» **What to produce**
Drop all images and give the records again exactly.

--- Begin Data provided ---

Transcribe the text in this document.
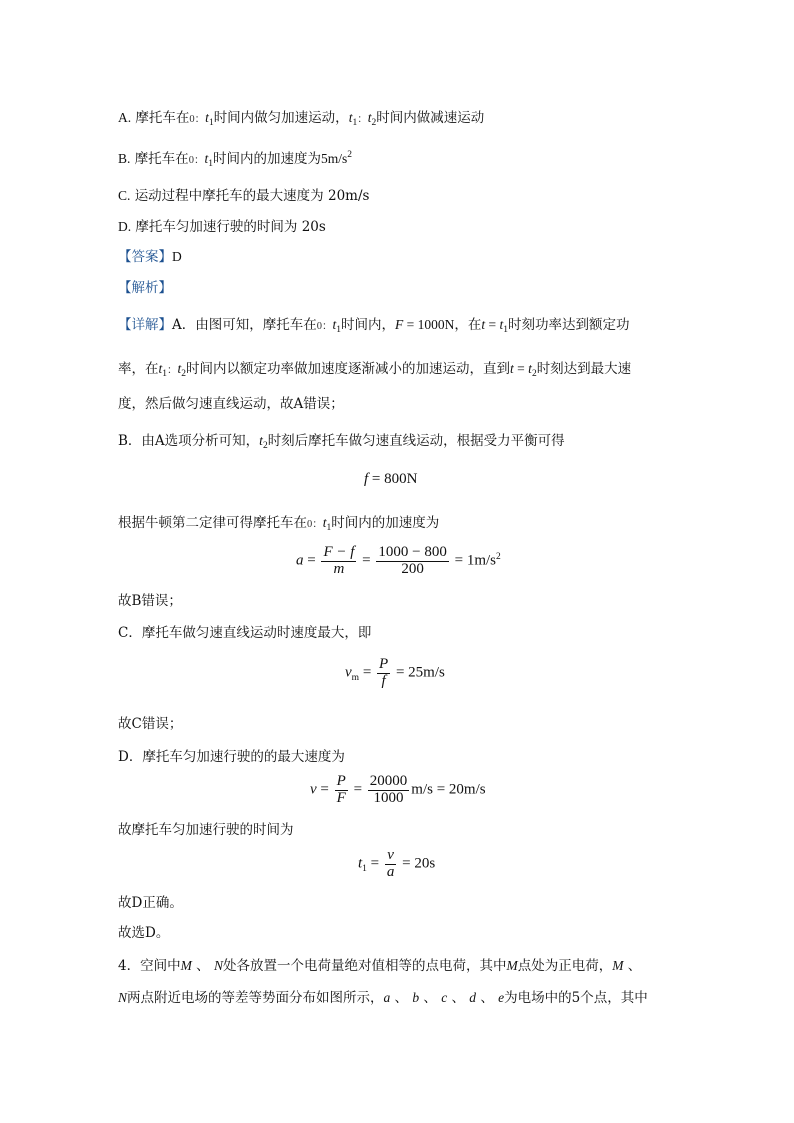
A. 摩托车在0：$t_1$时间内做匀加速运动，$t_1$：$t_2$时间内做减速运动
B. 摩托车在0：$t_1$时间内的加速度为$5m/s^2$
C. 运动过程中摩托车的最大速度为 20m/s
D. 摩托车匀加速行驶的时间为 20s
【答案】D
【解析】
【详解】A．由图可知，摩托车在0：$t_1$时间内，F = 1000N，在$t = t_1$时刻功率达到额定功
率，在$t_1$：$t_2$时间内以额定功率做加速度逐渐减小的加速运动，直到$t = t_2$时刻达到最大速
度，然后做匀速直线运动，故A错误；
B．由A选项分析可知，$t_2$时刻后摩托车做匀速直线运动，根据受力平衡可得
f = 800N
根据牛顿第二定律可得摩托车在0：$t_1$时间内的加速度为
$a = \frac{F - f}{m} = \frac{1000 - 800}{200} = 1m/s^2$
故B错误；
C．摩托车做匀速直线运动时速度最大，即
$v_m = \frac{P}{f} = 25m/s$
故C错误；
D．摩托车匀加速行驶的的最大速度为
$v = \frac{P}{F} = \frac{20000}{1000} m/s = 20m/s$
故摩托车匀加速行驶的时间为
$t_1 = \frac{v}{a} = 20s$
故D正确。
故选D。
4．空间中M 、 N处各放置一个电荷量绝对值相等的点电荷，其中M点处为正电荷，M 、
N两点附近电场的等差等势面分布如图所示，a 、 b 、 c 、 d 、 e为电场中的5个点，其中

--- End Data provided ---

» **Final result**
Transcribe the text in this document.
A. 摩托车在0：$t_1$时间内做匀加速运动，$t_1$：$t_2$时间内做减速运动
B. 摩托车在0：$t_1$时间内的加速度为$5m/s^2$
C. 运动过程中摩托车的最大速度为 20m/s
D. 摩托车匀加速行驶的时间为 20s
【答案】D
【解析】
【详解】A．由图可知，摩托车在0：$t_1$时间内，F = 1000N，在$t = t_1$时刻功率达到额定功
率，在$t_1$：$t_2$时间内以额定功率做加速度逐渐减小的加速运动，直到$t = t_2$时刻达到最大速
度，然后做匀速直线运动，故A错误；
B．由A选项分析可知，$t_2$时刻后摩托车做匀速直线运动，根据受力平衡可得
f = 800N
根据牛顿第二定律可得摩托车在0：$t_1$时间内的加速度为
$a = \frac{F - f}{m} = \frac{1000 - 800}{200} = 1m/s^2$
故B错误；
C．摩托车做匀速直线运动时速度最大，即
$v_m = \frac{P}{f} = 25m/s$
故C错误；
D．摩托车匀加速行驶的的最大速度为
$v = \frac{P}{F} = \frac{20000}{1000} m/s = 20m/s$
故摩托车匀加速行驶的时间为
$t_1 = \frac{v}{a} = 20s$
故D正确。
故选D。
4．空间中M 、 N处各放置一个电荷量绝对值相等的点电荷，其中M点处为正电荷，M 、
N两点附近电场的等差等势面分布如图所示，a 、 b 、 c 、 d 、 e为电场中的5个点，其中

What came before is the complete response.